(Stored entries)
------------------------------------------------------------

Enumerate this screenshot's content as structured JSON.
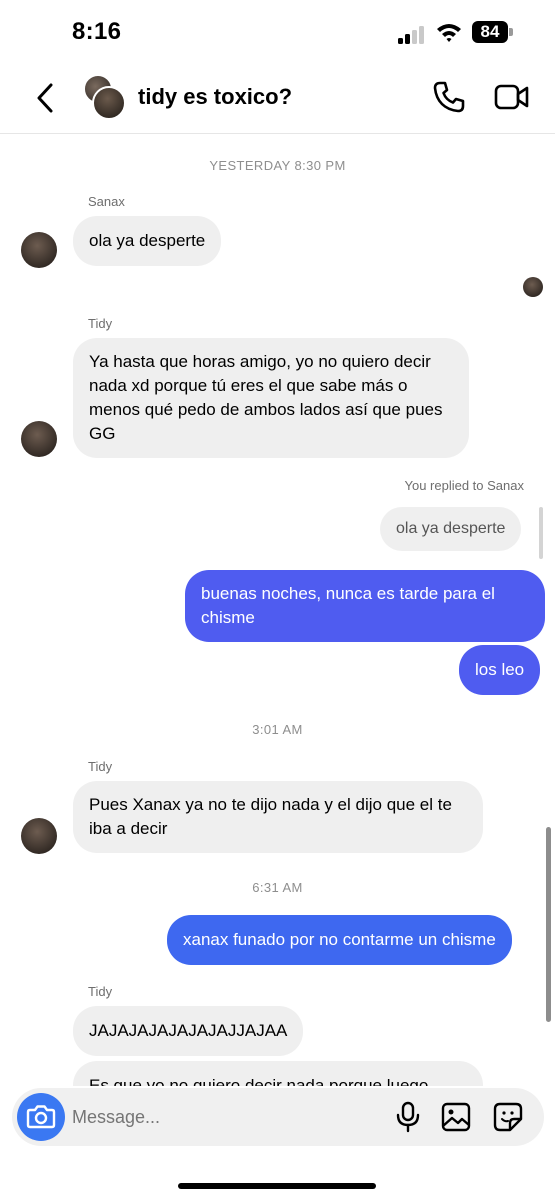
{
  "status": {
    "time": "8:16",
    "battery": "84"
  },
  "header": {
    "title": "tidy es toxico?"
  },
  "messages": {
    "ts_yesterday": "YESTERDAY 8:30 PM",
    "sender_sanax": "Sanax",
    "msg1": "ola ya desperte",
    "sender_tidy_1": "Tidy",
    "msg2": "Ya hasta que horas amigo, yo no quiero decir nada xd porque tú eres el que sabe más o menos qué pedo de ambos lados así que pues GG",
    "reply_label": "You replied to Sanax",
    "reply_quote": "ola ya desperte",
    "msg3": "buenas noches, nunca es tarde para el chisme",
    "msg4": "los leo",
    "ts_301": "3:01 AM",
    "sender_tidy_2": "Tidy",
    "msg5": "Pues Xanax ya no te dijo nada y el dijo que el te iba a decir",
    "ts_631": "6:31 AM",
    "msg6": "xanax funado por no contarme un chisme",
    "sender_tidy_3": "Tidy",
    "msg7": "JAJAJAJAJAJAJAJJAJAA",
    "msg8": "Es que yo no quiero decir nada porque luego"
  },
  "composer": {
    "placeholder": "Message..."
  },
  "colors": {
    "accent_purple": "#4f5cf0",
    "accent_blue": "#3e68f0",
    "camera_blue": "#3a78f2",
    "incoming_bg": "#efefef"
  },
  "icons": [
    "back-chevron-icon",
    "phone-icon",
    "video-camera-icon",
    "camera-icon",
    "microphone-icon",
    "gallery-icon",
    "sticker-icon"
  ]
}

------------------------------------------------------------

= SHORT PROBLEM =
Every line above should be returned exactly; the pictures stay out.

= RESPONSE TO THIS EXERCISE =
Enumerate this screenshot's content as structured JSON.
{
  "status": {
    "time": "8:16",
    "battery": "84"
  },
  "header": {
    "title": "tidy es toxico?"
  },
  "messages": {
    "ts_yesterday": "YESTERDAY 8:30 PM",
    "sender_sanax": "Sanax",
    "msg1": "ola ya desperte",
    "sender_tidy_1": "Tidy",
    "msg2": "Ya hasta que horas amigo, yo no quiero decir nada xd porque tú eres el que sabe más o menos qué pedo de ambos lados así que pues GG",
    "reply_label": "You replied to Sanax",
    "reply_quote": "ola ya desperte",
    "msg3": "buenas noches, nunca es tarde para el chisme",
    "msg4": "los leo",
    "ts_301": "3:01 AM",
    "sender_tidy_2": "Tidy",
    "msg5": "Pues Xanax ya no te dijo nada y el dijo que el te iba a decir",
    "ts_631": "6:31 AM",
    "msg6": "xanax funado por no contarme un chisme",
    "sender_tidy_3": "Tidy",
    "msg7": "JAJAJAJAJAJAJAJJAJAA",
    "msg8": "Es que yo no quiero decir nada porque luego"
  },
  "composer": {
    "placeholder": "Message..."
  },
  "colors": {
    "accent_purple": "#4f5cf0",
    "accent_blue": "#3e68f0",
    "camera_blue": "#3a78f2",
    "incoming_bg": "#efefef"
  },
  "icons": [
    "back-chevron-icon",
    "phone-icon",
    "video-camera-icon",
    "camera-icon",
    "microphone-icon",
    "gallery-icon",
    "sticker-icon"
  ]
}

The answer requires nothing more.